(Data records)
┄┄┄┄┄┄┄┄┄┄┄┄┄┄┄┄┄┄┄┄
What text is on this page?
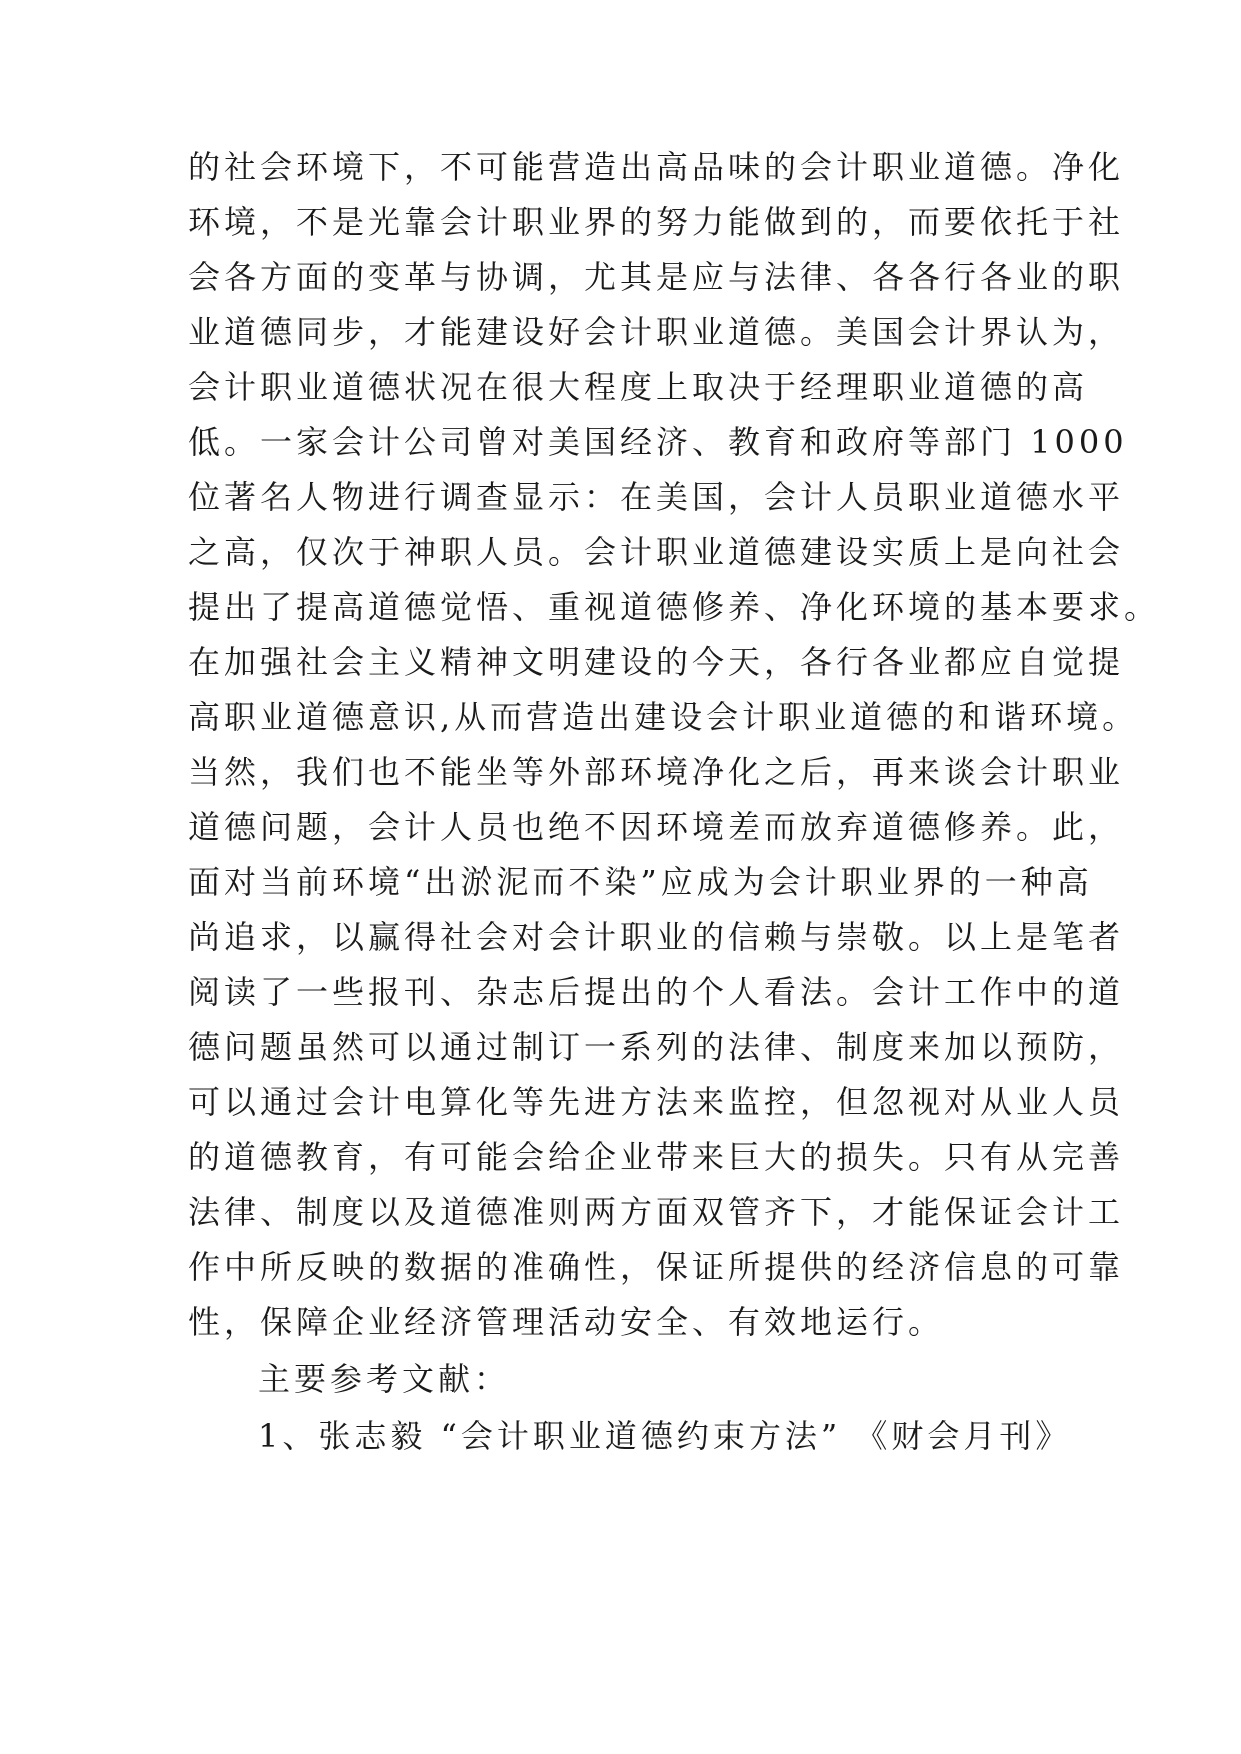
的社会环境下，不可能营造出高品味的会计职业道德。净化
环境，不是光靠会计职业界的努力能做到的，而要依托于社
会各方面的变革与协调，尤其是应与法律、各各行各业的职
业道德同步，才能建设好会计职业道德。美国会计界认为，
会计职业道德状况在很大程度上取决于经理职业道德的高
低。一家会计公司曾对美国经济、教育和政府等部门 1000
位著名人物进行调查显示：在美国，会计人员职业道德水平
之高，仅次于神职人员。会计职业道德建设实质上是向社会
提出了提高道德觉悟、重视道德修养、净化环境的基本要求。
在加强社会主义精神文明建设的今天，各行各业都应自觉提
高职业道德意识,从而营造出建设会计职业道德的和谐环境。
当然，我们也不能坐等外部环境净化之后，再来谈会计职业
道德问题，会计人员也绝不因环境差而放弃道德修养。此，
面对当前环境“出淤泥而不染”应成为会计职业界的一种高
尚追求，以赢得社会对会计职业的信赖与崇敬。以上是笔者
阅读了一些报刊、杂志后提出的个人看法。会计工作中的道
德问题虽然可以通过制订一系列的法律、制度来加以预防，
可以通过会计电算化等先进方法来监控，但忽视对从业人员
的道德教育，有可能会给企业带来巨大的损失。只有从完善
法律、制度以及道德准则两方面双管齐下，才能保证会计工
作中所反映的数据的准确性，保证所提供的经济信息的可靠
性，保障企业经济管理活动安全、有效地运行。
主要参考文献：
1、张志毅 “会计职业道德约束方法” 《财会月刊》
┄┄┄┄┄┄┄┄┄┄┄┄┄┄┄┄┄┄┄┄
## What to work on
Each record above must be returned exactly as written, with its pictures omitted.

## Task solution
What text is on this page?
的社会环境下，不可能营造出高品味的会计职业道德。净化
环境，不是光靠会计职业界的努力能做到的，而要依托于社
会各方面的变革与协调，尤其是应与法律、各各行各业的职
业道德同步，才能建设好会计职业道德。美国会计界认为，
会计职业道德状况在很大程度上取决于经理职业道德的高
低。一家会计公司曾对美国经济、教育和政府等部门 1000
位著名人物进行调查显示：在美国，会计人员职业道德水平
之高，仅次于神职人员。会计职业道德建设实质上是向社会
提出了提高道德觉悟、重视道德修养、净化环境的基本要求。
在加强社会主义精神文明建设的今天，各行各业都应自觉提
高职业道德意识,从而营造出建设会计职业道德的和谐环境。
当然，我们也不能坐等外部环境净化之后，再来谈会计职业
道德问题，会计人员也绝不因环境差而放弃道德修养。此，
面对当前环境“出淤泥而不染”应成为会计职业界的一种高
尚追求，以赢得社会对会计职业的信赖与崇敬。以上是笔者
阅读了一些报刊、杂志后提出的个人看法。会计工作中的道
德问题虽然可以通过制订一系列的法律、制度来加以预防，
可以通过会计电算化等先进方法来监控，但忽视对从业人员
的道德教育，有可能会给企业带来巨大的损失。只有从完善
法律、制度以及道德准则两方面双管齐下，才能保证会计工
作中所反映的数据的准确性，保证所提供的经济信息的可靠
性，保障企业经济管理活动安全、有效地运行。
主要参考文献：
1、张志毅 “会计职业道德约束方法” 《财会月刊》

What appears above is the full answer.